[Chart and figure data]
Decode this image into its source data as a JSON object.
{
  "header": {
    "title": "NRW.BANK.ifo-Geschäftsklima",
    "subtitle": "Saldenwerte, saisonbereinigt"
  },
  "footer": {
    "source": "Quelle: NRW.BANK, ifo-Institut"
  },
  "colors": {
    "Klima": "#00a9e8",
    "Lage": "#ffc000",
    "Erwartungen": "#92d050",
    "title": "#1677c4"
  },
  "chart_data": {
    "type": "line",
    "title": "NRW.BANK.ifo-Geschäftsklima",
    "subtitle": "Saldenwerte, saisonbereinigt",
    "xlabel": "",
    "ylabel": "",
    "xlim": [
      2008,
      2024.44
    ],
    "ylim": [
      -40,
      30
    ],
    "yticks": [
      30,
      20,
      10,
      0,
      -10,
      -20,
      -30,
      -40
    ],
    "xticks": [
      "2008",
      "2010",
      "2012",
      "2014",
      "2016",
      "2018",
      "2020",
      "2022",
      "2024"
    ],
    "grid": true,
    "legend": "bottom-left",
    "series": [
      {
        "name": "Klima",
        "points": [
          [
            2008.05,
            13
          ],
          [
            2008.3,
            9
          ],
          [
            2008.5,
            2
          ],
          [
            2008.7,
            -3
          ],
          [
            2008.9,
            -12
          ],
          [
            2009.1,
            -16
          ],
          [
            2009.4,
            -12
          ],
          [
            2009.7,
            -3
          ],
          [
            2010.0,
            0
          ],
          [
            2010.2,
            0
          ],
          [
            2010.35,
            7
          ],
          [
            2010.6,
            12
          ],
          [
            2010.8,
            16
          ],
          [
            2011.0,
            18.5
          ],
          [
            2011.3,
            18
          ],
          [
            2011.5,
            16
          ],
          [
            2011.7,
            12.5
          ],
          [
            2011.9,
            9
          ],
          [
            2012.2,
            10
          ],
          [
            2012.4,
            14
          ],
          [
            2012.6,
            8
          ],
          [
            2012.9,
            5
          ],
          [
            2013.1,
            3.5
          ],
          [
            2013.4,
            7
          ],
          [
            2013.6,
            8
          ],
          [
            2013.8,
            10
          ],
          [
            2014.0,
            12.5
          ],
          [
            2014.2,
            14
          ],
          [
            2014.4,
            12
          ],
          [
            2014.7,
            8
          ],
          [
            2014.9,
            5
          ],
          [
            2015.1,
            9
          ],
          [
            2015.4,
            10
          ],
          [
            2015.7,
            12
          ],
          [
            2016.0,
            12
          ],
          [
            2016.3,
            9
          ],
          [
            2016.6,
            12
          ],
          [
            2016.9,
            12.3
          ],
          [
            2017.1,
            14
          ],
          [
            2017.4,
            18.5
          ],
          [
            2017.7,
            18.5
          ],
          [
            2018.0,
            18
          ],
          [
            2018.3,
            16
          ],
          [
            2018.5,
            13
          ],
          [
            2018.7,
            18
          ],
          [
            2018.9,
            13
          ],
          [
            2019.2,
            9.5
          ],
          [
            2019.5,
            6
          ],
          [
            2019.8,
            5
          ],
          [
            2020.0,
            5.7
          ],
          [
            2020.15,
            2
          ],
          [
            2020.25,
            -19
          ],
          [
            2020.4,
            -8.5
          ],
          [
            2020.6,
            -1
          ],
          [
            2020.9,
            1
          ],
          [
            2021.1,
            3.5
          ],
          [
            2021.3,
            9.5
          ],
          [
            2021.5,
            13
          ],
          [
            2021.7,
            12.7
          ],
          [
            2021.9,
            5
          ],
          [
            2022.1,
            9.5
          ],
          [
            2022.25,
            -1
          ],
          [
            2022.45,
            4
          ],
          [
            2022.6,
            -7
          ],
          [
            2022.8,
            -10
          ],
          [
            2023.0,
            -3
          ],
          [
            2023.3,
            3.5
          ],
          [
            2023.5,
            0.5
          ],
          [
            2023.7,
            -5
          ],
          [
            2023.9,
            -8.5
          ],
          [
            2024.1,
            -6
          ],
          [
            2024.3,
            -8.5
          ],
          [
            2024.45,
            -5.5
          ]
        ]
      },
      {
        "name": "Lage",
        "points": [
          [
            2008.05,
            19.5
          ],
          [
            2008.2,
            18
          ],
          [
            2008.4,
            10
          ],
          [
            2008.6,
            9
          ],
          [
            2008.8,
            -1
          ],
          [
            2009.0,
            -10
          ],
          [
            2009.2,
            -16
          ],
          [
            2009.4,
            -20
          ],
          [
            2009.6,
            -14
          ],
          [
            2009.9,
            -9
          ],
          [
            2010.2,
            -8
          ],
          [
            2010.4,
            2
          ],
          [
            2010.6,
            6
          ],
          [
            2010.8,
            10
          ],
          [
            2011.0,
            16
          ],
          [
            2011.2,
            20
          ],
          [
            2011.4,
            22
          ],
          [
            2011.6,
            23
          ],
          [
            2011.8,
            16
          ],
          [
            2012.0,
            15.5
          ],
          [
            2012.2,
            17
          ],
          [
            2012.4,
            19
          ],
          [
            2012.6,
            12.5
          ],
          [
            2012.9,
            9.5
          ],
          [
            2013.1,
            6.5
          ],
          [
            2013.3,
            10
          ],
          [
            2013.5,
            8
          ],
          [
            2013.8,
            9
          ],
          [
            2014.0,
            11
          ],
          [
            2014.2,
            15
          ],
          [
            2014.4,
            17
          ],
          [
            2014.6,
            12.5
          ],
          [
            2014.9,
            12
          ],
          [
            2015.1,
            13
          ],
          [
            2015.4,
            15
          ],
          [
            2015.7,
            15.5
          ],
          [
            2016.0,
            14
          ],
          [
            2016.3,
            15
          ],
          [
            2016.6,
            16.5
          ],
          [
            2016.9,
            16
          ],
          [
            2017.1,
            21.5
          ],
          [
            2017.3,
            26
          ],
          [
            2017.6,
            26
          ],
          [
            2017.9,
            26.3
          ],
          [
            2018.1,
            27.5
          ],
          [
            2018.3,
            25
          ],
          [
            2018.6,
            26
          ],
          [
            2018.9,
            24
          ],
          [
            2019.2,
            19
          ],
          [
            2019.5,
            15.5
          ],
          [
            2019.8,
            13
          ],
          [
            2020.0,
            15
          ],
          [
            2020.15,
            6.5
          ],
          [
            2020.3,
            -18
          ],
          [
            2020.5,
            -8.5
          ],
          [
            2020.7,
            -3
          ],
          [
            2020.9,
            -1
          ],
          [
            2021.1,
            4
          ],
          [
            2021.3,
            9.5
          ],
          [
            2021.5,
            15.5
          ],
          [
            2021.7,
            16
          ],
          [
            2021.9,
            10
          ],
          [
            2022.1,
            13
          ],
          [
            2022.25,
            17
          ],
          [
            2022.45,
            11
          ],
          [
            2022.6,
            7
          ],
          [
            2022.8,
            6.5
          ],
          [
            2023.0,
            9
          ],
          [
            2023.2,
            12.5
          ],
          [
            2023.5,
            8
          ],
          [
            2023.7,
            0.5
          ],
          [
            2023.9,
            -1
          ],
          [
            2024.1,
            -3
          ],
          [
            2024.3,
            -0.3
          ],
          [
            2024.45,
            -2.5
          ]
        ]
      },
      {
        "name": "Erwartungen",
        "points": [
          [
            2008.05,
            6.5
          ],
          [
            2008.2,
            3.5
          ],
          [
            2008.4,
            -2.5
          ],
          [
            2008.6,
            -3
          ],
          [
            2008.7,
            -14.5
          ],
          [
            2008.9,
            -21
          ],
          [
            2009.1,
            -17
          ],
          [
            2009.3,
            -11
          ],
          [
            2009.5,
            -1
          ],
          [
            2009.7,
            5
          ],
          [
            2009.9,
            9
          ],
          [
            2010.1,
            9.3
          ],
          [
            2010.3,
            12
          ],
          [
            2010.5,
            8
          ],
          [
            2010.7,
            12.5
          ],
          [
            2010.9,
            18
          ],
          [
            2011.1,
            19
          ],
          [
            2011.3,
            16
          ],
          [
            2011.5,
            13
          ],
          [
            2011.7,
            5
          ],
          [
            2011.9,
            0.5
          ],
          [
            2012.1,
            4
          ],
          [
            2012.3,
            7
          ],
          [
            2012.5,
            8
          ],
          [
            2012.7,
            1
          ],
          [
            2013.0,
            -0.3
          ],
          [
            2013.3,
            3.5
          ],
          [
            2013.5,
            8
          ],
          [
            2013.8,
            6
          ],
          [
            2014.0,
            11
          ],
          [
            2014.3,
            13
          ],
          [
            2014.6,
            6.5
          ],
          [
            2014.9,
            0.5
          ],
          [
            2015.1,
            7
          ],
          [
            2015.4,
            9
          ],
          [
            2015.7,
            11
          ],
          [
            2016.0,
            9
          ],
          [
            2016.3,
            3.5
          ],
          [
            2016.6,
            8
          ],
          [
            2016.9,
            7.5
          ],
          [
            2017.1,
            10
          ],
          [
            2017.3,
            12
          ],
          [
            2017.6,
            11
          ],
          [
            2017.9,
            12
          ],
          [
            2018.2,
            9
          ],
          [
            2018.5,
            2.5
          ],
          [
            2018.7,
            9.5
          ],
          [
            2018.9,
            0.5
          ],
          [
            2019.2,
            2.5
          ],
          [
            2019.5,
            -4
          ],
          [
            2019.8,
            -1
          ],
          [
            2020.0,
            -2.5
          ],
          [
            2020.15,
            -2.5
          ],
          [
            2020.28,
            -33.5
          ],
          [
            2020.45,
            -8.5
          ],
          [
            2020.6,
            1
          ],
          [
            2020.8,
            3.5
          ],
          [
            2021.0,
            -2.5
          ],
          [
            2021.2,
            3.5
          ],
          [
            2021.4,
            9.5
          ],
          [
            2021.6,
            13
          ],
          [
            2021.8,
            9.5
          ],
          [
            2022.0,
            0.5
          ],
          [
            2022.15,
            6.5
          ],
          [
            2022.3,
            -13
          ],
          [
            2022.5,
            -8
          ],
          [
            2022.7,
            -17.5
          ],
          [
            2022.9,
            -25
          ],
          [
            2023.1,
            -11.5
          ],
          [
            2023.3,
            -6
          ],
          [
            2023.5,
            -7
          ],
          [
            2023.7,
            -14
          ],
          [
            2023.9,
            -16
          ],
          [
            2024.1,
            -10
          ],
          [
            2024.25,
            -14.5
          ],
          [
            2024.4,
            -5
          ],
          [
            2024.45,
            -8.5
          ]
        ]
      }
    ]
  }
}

▶ _What is required_: Select and copy every line from the records that includes the word "name".

▶ _Result for this exercise_:
        "name": "Klima",
        "name": "Lage",
        "name": "Erwartungen",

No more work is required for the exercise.